> _WORK TO COMPLETE_: Extract each line holding the word "Федерации" from the entries.

[Stored entries]
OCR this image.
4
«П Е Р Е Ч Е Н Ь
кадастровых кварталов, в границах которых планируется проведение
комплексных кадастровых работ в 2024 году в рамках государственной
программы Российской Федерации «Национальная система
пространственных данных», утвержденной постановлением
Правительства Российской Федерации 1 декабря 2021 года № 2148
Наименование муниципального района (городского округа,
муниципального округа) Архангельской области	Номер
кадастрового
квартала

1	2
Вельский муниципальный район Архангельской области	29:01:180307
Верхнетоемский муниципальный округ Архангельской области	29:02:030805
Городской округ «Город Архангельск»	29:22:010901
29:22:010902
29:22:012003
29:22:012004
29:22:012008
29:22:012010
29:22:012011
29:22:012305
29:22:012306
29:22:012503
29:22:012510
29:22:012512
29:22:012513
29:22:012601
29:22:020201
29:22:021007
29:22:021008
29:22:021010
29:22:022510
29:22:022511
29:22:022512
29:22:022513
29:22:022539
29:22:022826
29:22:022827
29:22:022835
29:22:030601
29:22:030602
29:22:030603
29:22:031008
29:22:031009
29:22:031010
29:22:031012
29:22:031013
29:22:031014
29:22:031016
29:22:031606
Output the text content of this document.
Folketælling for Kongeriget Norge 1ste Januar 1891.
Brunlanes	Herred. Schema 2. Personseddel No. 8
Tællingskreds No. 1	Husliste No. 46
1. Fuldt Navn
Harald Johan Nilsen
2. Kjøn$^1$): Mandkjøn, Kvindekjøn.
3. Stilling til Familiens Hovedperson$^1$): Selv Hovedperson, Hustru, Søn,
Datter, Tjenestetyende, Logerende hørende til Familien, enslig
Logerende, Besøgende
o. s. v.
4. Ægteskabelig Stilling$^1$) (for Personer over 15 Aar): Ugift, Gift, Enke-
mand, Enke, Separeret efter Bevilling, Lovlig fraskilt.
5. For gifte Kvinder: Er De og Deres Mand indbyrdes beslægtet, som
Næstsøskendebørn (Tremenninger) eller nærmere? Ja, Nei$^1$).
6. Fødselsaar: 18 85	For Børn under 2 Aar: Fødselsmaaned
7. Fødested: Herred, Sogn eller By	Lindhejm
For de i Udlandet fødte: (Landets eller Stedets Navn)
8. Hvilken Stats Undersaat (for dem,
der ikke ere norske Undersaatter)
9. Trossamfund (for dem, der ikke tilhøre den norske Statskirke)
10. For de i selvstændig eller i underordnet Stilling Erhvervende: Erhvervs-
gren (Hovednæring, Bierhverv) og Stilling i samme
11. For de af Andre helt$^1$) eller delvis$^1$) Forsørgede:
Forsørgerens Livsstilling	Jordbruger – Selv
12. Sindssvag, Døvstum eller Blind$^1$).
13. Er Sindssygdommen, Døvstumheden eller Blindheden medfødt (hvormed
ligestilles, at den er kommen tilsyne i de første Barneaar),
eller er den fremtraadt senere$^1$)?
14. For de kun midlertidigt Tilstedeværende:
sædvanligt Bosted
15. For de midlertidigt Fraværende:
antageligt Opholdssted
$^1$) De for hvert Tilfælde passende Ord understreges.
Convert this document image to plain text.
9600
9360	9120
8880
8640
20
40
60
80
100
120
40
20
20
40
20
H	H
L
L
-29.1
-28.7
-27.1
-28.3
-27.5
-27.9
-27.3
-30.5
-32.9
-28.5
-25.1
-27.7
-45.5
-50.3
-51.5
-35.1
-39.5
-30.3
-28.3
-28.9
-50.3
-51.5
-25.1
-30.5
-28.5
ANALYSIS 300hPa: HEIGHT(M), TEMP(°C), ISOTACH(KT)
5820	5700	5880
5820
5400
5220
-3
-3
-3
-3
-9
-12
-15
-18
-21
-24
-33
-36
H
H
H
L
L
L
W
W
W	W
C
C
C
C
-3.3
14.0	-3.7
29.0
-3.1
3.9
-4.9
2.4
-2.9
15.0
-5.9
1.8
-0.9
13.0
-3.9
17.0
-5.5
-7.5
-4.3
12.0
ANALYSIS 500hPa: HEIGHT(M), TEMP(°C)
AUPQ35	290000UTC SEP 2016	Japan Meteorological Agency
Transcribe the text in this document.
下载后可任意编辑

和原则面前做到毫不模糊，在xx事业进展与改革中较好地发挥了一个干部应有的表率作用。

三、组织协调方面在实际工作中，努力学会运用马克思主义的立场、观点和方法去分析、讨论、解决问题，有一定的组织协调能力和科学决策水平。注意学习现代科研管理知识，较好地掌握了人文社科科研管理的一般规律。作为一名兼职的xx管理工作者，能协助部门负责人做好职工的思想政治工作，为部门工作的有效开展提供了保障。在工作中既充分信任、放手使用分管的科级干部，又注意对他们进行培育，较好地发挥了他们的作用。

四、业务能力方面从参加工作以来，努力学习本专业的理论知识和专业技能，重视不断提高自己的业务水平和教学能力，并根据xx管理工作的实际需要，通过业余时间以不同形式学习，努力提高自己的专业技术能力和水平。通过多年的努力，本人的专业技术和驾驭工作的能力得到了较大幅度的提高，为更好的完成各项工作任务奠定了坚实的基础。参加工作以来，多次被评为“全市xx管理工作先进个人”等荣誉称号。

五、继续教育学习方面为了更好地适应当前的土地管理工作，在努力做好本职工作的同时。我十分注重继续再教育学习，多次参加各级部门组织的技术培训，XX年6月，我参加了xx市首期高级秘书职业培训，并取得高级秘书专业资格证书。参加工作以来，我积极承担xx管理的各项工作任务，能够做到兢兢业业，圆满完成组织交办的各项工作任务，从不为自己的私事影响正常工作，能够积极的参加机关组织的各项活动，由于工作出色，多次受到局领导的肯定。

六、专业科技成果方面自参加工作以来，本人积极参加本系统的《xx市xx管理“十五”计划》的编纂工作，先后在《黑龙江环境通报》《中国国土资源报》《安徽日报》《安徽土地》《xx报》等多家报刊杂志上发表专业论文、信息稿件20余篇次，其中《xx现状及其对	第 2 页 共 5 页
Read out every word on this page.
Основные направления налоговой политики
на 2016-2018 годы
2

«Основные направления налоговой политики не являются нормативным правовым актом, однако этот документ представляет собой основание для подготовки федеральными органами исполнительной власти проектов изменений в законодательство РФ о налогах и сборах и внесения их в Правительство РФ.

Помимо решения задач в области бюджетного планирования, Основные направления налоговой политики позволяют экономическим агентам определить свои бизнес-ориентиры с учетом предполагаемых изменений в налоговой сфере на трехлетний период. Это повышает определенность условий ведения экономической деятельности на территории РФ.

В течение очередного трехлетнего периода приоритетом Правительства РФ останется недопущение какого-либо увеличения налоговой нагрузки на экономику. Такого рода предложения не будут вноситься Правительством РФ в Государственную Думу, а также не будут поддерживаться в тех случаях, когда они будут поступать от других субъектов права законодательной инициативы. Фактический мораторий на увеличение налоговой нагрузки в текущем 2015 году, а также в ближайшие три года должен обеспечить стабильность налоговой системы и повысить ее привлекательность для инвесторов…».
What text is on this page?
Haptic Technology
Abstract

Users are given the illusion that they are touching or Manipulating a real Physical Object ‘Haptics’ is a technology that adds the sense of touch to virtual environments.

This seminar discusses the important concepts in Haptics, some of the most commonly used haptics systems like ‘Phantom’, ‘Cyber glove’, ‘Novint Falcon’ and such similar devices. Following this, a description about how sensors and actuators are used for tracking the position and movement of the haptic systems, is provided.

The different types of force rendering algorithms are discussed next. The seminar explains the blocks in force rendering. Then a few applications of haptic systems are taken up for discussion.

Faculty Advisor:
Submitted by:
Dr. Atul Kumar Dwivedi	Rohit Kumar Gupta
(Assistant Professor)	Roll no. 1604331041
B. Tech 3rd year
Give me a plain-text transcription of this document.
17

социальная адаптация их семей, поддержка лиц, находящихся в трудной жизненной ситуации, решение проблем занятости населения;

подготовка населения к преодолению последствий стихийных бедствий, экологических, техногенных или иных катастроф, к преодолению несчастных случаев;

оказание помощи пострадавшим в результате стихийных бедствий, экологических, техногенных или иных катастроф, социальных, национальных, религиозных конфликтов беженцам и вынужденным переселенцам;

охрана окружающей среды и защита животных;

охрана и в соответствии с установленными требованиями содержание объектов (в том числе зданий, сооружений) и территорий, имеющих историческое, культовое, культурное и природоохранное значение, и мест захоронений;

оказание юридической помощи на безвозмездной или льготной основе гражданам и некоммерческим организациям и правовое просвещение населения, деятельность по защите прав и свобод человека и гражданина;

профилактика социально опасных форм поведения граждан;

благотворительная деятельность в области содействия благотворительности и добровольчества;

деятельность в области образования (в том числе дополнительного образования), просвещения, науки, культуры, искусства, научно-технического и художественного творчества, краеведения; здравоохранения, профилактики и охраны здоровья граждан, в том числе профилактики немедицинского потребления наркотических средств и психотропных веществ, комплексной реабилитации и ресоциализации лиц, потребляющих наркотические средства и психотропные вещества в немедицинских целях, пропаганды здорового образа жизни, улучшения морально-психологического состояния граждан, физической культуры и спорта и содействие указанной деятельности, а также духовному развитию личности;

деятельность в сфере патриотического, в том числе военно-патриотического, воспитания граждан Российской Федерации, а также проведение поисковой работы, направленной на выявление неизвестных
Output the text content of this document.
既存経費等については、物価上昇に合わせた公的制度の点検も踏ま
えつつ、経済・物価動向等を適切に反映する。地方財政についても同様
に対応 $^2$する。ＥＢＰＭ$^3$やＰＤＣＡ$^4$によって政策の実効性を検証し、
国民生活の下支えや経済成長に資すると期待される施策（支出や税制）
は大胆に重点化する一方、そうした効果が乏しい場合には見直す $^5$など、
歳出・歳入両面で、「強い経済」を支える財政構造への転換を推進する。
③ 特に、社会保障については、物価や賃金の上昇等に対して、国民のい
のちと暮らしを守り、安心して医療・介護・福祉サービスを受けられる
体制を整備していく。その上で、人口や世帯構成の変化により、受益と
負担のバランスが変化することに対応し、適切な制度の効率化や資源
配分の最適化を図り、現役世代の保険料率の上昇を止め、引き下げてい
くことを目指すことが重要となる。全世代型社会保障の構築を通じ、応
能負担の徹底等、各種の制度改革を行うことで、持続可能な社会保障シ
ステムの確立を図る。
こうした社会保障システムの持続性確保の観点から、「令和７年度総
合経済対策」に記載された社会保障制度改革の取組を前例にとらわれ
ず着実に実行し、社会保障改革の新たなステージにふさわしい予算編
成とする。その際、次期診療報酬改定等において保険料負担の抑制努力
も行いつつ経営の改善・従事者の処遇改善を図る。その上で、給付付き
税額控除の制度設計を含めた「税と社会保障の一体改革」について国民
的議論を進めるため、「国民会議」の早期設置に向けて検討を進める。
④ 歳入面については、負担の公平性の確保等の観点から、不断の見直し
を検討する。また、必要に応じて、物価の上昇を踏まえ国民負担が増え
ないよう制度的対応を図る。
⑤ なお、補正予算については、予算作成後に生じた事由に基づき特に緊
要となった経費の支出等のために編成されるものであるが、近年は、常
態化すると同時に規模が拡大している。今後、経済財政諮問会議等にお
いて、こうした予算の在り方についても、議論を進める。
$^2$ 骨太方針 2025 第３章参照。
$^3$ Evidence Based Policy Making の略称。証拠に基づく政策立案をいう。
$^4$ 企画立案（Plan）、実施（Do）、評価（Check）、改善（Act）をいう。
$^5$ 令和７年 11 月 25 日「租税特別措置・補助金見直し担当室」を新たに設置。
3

> _WORKED ANSWER_:
программы Российской Федерации «Национальная система
Правительства Российской Федерации 1 декабря 2021 года № 2148
деятельность в сфере патриотического, в том числе военно-патриотического, воспитания граждан Российской Федерации, а также проведение поисковой работы, направленной на выявление неизвестных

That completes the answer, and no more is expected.